- **YOUR INSTRUCTIONS**:
Find each line with "relative" and copy it.

Data items:
__________________________________________________

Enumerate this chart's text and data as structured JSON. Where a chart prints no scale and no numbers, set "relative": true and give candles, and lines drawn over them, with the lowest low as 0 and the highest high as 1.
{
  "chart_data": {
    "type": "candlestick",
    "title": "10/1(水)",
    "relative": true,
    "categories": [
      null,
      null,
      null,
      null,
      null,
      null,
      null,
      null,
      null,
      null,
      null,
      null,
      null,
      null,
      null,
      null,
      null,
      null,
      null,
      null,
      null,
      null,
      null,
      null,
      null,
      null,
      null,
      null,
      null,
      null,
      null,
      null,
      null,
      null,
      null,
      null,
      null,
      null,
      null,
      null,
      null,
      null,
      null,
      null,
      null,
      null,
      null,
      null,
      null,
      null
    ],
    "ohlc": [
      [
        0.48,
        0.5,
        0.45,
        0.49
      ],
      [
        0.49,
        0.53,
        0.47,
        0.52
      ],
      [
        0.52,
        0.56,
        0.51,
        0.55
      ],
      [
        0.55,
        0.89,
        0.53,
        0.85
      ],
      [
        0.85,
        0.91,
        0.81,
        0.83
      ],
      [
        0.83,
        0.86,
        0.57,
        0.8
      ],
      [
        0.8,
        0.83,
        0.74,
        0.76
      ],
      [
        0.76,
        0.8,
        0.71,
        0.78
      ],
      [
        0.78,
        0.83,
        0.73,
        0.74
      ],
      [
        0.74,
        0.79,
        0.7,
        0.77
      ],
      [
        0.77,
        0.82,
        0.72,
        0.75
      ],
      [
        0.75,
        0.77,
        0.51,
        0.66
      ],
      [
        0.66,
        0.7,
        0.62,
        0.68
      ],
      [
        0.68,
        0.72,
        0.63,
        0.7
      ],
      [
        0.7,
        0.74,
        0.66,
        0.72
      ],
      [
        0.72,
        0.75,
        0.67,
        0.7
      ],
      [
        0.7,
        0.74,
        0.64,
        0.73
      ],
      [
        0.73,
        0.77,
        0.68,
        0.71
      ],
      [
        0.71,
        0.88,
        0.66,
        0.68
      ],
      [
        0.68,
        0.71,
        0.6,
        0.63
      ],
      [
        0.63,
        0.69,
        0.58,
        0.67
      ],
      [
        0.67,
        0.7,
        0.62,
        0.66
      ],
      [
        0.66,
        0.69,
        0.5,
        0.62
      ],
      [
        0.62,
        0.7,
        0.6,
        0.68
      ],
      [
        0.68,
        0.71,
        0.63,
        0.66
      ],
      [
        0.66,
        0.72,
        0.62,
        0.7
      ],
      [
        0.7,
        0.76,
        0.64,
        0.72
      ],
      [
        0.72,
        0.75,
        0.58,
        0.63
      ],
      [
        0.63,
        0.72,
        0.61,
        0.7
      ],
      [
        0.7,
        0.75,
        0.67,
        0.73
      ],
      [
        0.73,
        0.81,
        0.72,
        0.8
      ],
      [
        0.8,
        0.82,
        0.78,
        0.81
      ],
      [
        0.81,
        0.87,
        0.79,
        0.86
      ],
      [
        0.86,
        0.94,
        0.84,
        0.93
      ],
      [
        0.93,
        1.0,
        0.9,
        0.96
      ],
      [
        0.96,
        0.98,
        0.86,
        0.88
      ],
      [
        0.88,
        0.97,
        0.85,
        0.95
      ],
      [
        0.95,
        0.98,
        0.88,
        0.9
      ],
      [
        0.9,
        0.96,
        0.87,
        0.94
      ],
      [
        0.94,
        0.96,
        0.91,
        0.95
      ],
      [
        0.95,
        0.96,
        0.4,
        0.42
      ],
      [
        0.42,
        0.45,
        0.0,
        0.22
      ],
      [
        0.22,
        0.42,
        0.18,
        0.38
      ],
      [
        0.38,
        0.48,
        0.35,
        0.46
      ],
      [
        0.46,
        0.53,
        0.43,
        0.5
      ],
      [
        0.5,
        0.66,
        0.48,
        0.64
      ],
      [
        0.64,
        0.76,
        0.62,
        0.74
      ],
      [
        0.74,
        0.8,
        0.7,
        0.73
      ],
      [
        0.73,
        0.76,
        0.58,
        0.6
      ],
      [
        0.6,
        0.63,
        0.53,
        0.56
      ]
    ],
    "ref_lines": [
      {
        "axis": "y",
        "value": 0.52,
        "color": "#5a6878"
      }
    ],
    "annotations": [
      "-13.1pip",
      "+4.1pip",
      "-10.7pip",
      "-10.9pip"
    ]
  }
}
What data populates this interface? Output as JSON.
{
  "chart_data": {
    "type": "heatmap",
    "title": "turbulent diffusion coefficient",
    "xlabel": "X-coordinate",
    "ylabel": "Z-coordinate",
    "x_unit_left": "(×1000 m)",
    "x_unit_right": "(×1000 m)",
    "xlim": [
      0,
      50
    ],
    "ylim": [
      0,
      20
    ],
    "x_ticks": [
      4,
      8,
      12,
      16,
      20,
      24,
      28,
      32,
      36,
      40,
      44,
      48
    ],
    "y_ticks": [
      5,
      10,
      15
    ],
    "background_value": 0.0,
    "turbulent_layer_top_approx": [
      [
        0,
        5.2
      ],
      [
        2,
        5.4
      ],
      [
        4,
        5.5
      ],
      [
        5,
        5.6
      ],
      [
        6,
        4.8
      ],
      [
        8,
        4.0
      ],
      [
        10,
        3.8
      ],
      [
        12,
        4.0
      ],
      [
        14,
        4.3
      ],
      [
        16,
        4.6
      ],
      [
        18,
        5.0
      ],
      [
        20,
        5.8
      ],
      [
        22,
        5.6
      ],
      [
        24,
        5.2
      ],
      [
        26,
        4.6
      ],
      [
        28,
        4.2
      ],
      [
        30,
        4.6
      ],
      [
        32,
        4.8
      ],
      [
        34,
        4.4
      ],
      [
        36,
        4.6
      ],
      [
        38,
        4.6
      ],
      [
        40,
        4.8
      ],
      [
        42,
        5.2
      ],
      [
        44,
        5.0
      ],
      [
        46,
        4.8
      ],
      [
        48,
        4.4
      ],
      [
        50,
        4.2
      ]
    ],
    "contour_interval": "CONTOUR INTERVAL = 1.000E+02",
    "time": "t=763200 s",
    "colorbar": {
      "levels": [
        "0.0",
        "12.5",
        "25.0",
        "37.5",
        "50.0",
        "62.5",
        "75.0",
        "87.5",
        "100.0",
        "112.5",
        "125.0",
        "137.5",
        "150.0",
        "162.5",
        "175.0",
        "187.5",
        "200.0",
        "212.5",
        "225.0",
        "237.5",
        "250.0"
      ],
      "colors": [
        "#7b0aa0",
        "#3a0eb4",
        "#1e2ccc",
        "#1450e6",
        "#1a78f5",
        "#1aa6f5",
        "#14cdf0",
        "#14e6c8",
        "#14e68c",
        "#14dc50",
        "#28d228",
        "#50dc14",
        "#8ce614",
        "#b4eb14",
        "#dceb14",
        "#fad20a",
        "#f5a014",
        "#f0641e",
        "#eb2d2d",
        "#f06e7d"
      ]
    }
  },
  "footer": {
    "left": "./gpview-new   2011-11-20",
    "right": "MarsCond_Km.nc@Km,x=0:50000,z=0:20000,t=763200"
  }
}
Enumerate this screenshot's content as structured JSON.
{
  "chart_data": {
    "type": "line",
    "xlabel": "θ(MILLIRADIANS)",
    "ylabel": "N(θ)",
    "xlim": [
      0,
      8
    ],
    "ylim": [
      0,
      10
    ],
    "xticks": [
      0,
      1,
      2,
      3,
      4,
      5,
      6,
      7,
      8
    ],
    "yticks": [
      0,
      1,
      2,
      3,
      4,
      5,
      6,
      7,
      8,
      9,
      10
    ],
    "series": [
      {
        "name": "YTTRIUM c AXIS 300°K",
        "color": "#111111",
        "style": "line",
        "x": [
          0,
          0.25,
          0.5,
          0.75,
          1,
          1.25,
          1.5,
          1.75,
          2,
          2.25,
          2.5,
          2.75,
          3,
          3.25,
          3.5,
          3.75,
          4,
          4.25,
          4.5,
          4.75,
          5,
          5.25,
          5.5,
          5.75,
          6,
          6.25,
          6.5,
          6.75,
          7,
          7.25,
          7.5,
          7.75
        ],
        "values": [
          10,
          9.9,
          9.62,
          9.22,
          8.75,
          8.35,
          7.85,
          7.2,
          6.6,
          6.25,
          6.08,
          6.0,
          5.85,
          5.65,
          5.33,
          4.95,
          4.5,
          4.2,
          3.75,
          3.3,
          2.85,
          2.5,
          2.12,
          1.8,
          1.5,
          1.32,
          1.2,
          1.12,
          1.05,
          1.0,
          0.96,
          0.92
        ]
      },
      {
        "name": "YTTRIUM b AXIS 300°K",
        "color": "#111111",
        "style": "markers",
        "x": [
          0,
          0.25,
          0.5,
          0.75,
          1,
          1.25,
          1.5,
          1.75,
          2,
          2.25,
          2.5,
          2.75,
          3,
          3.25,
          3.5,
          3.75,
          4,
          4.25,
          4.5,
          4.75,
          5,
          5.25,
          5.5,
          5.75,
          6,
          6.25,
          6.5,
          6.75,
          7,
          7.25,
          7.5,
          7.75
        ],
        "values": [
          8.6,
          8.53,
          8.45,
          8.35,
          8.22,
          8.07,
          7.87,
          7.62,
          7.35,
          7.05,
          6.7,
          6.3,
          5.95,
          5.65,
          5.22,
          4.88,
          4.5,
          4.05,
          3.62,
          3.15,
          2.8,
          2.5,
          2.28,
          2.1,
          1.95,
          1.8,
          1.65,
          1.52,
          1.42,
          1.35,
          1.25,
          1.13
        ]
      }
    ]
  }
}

__________________________________________________

- **TASK RESULT**:
Enumerate this chart's text and data as structured JSON. Where a chart prints no scale and no numbers, set "relative": true and give candles, and lines drawn over them, with the lowest low as 0 and the highest high as 1.
    "relative": true,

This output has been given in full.